## STATED PROBLEM
Which lines run from the line with "What does this" to the end of the entries? Write out exactly those, leaving out the pictures.

## DATA
---*---

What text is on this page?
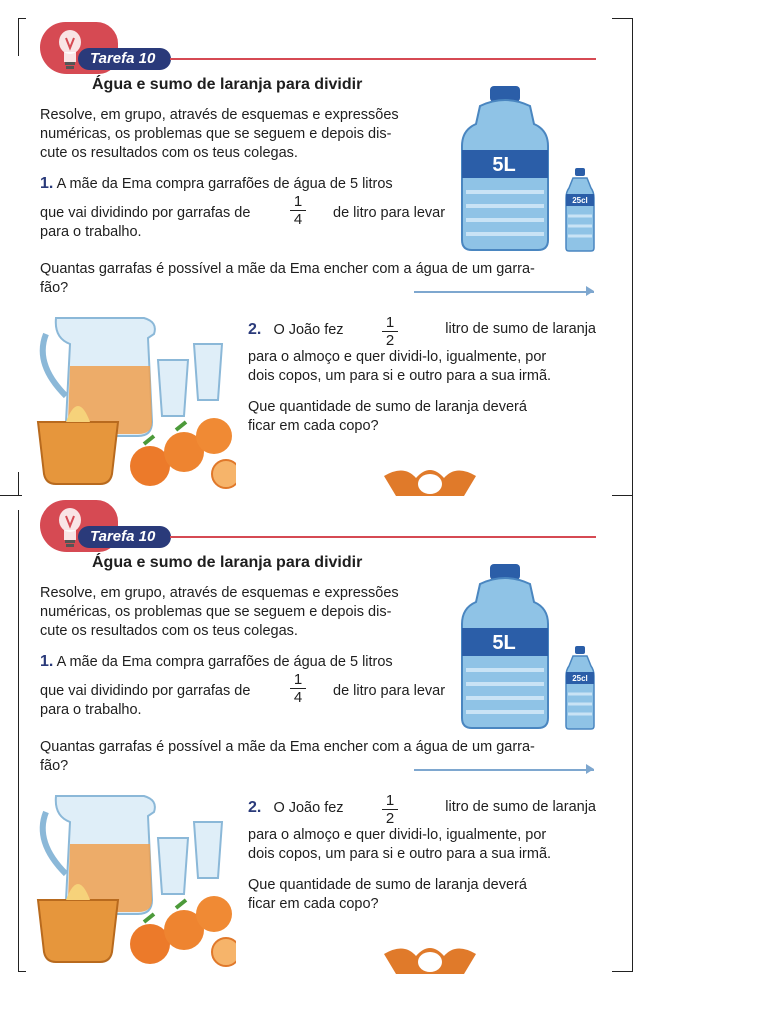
Tarefa 10
Água e sumo de laranja para dividir
Resolve, em grupo, através de esquemas e expressões
numéricas, os problemas que se seguem e depois dis-
cute os resultados com os teus colegas.
1. A mãe da Ema compra garrafões de água de 5 litros
que vai dividindo por garrafas de	de litro para levar
$\frac{1}{4}$
para o trabalho.
Quantas garrafas é possível a mãe da Ema encher com a água de um garra-
fão?
2. O João fez	$\frac{1}{2}$	litro de sumo de laranja
para o almoço e quer dividi-lo, igualmente, por
dois copos, um para si e outro para a sua irmã.
Que quantidade de sumo de laranja deverá
ficar em cada copo?
5L
25cl
Tarefa 10
Água e sumo de laranja para dividir
Resolve, em grupo, através de esquemas e expressões
numéricas, os problemas que se seguem e depois dis-
cute os resultados com os teus colegas.
1. A mãe da Ema compra garrafões de água de 5 litros
que vai dividindo por garrafas de	de litro para levar
$\frac{1}{4}$
para o trabalho.
Quantas garrafas é possível a mãe da Ema encher com a água de um garra-
fão?
2. O João fez	$\frac{1}{2}$	litro de sumo de laranja
para o almoço e quer dividi-lo, igualmente, por
dois copos, um para si e outro para a sua irmã.
Que quantidade de sumo de laranja deverá
ficar em cada copo?
5L
25cl
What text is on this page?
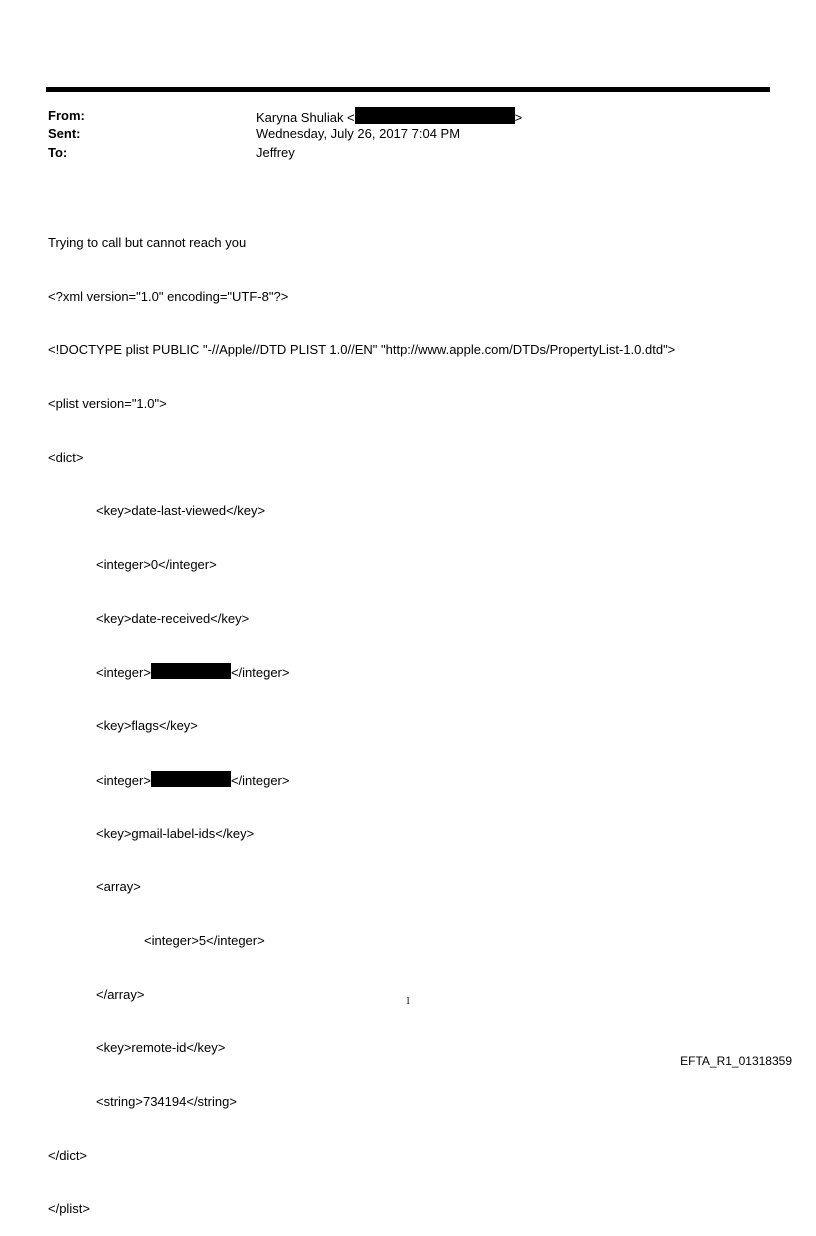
From:	Karyna Shuliak <	>
Sent:	Wednesday, July 26, 2017 7:04 PM
To:	Jeffrey

Trying to call but cannot reach you

<?xml version="1.0" encoding="UTF-8"?>

<!DOCTYPE plist PUBLIC "-//Apple//DTD PLIST 1.0//EN" "http://www.apple.com/DTDs/PropertyList-1.0.dtd">

<plist version="1.0">

<dict>

<key>date-last-viewed</key>

<integer>0</integer>

<key>date-received</key>

<integer>	</integer>

<key>flags</key>

<integer>	</integer>

<key>gmail-label-ids</key>

<array>

<integer>5</integer>

</array>

<key>remote-id</key>

<string>734194</string>

</dict>

</plist>

1
EFTA_R1_01318359
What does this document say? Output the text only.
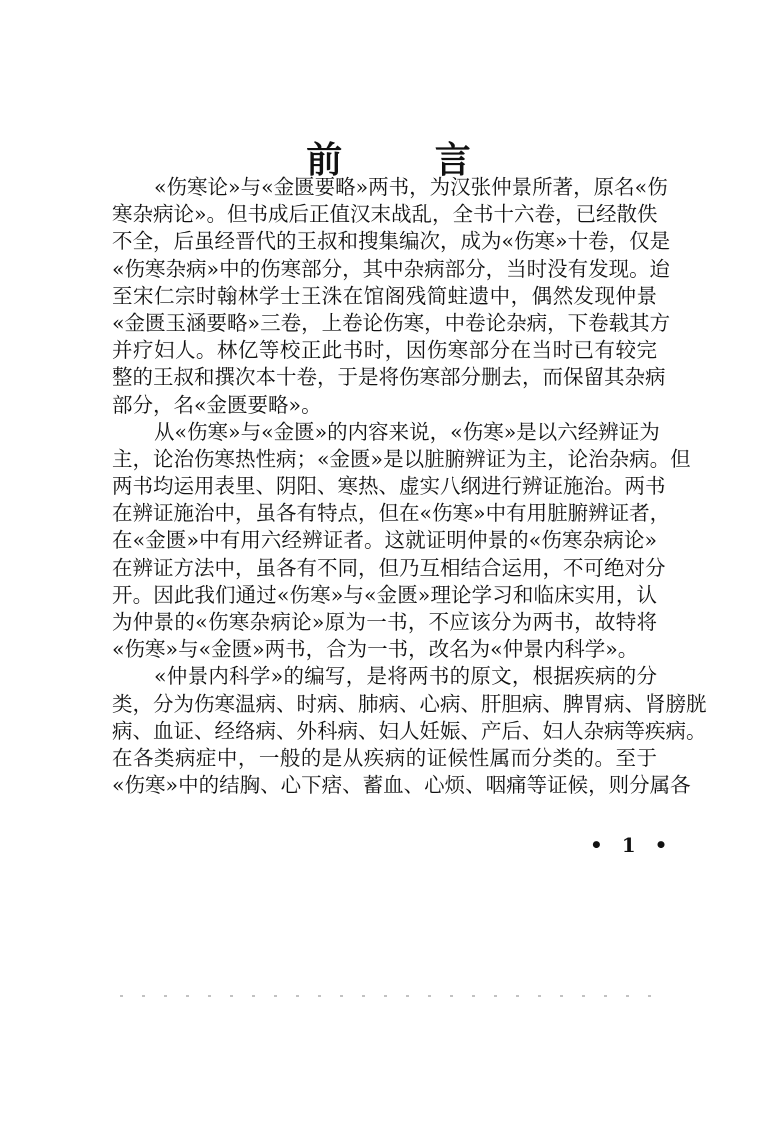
前 言
«伤寒论»与«金匮要略»两书，为汉张仲景所著，原名«伤
寒杂病论»。但书成后正值汉末战乱，全书十六卷，已经散佚
不全，后虽经晋代的王叔和搜集编次，成为«伤寒»十卷，仅是
«伤寒杂病»中的伤寒部分，其中杂病部分，当时没有发现。迨
至宋仁宗时翰林学士王洙在馆阁残简蛀遗中，偶然发现仲景
«金匮玉涵要略»三卷，上卷论伤寒，中卷论杂病，下卷载其方
并疗妇人。林亿等校正此书时，因伤寒部分在当时已有较完
整的王叔和撰次本十卷，于是将伤寒部分删去，而保留其杂病
部分，名«金匮要略»。
从«伤寒»与«金匮»的内容来说，«伤寒»是以六经辨证为
主，论治伤寒热性病；«金匮»是以脏腑辨证为主，论治杂病。但
两书均运用表里、阴阳、寒热、虚实八纲进行辨证施治。两书
在辨证施治中，虽各有特点，但在«伤寒»中有用脏腑辨证者，
在«金匮»中有用六经辨证者。这就证明仲景的«伤寒杂病论»
在辨证方法中，虽各有不同，但乃互相结合运用，不可绝对分
开。因此我们通过«伤寒»与«金匮»理论学习和临床实用，认
为仲景的«伤寒杂病论»原为一书，不应该分为两书，故特将
«伤寒»与«金匮»两书，合为一书，改名为«仲景内科学»。
«仲景内科学»的编写，是将两书的原文，根据疾病的分
类，分为伤寒温病、时病、肺病、心病、肝胆病、脾胃病、肾膀胱
病、血证、经络病、外科病、妇人妊娠、产后、妇人杂病等疾病。
在各类病症中，一般的是从疾病的证候性属而分类的。至于
«伤寒»中的结胸、心下痞、蓄血、心烦、咽痛等证候，则分属各
• 1 •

---*---

## FINISHED ANSWER
What does this document say? Output the text only.
前 言
«伤寒论»与«金匮要略»两书，为汉张仲景所著，原名«伤
寒杂病论»。但书成后正值汉末战乱，全书十六卷，已经散佚
不全，后虽经晋代的王叔和搜集编次，成为«伤寒»十卷，仅是
«伤寒杂病»中的伤寒部分，其中杂病部分，当时没有发现。迨
至宋仁宗时翰林学士王洙在馆阁残简蛀遗中，偶然发现仲景
«金匮玉涵要略»三卷，上卷论伤寒，中卷论杂病，下卷载其方
并疗妇人。林亿等校正此书时，因伤寒部分在当时已有较完
整的王叔和撰次本十卷，于是将伤寒部分删去，而保留其杂病
部分，名«金匮要略»。
从«伤寒»与«金匮»的内容来说，«伤寒»是以六经辨证为
主，论治伤寒热性病；«金匮»是以脏腑辨证为主，论治杂病。但
两书均运用表里、阴阳、寒热、虚实八纲进行辨证施治。两书
在辨证施治中，虽各有特点，但在«伤寒»中有用脏腑辨证者，
在«金匮»中有用六经辨证者。这就证明仲景的«伤寒杂病论»
在辨证方法中，虽各有不同，但乃互相结合运用，不可绝对分
开。因此我们通过«伤寒»与«金匮»理论学习和临床实用，认
为仲景的«伤寒杂病论»原为一书，不应该分为两书，故特将
«伤寒»与«金匮»两书，合为一书，改名为«仲景内科学»。
«仲景内科学»的编写，是将两书的原文，根据疾病的分
类，分为伤寒温病、时病、肺病、心病、肝胆病、脾胃病、肾膀胱
病、血证、经络病、外科病、妇人妊娠、产后、妇人杂病等疾病。
在各类病症中，一般的是从疾病的证候性属而分类的。至于
«伤寒»中的结胸、心下痞、蓄血、心烦、咽痛等证候，则分属各
• 1 •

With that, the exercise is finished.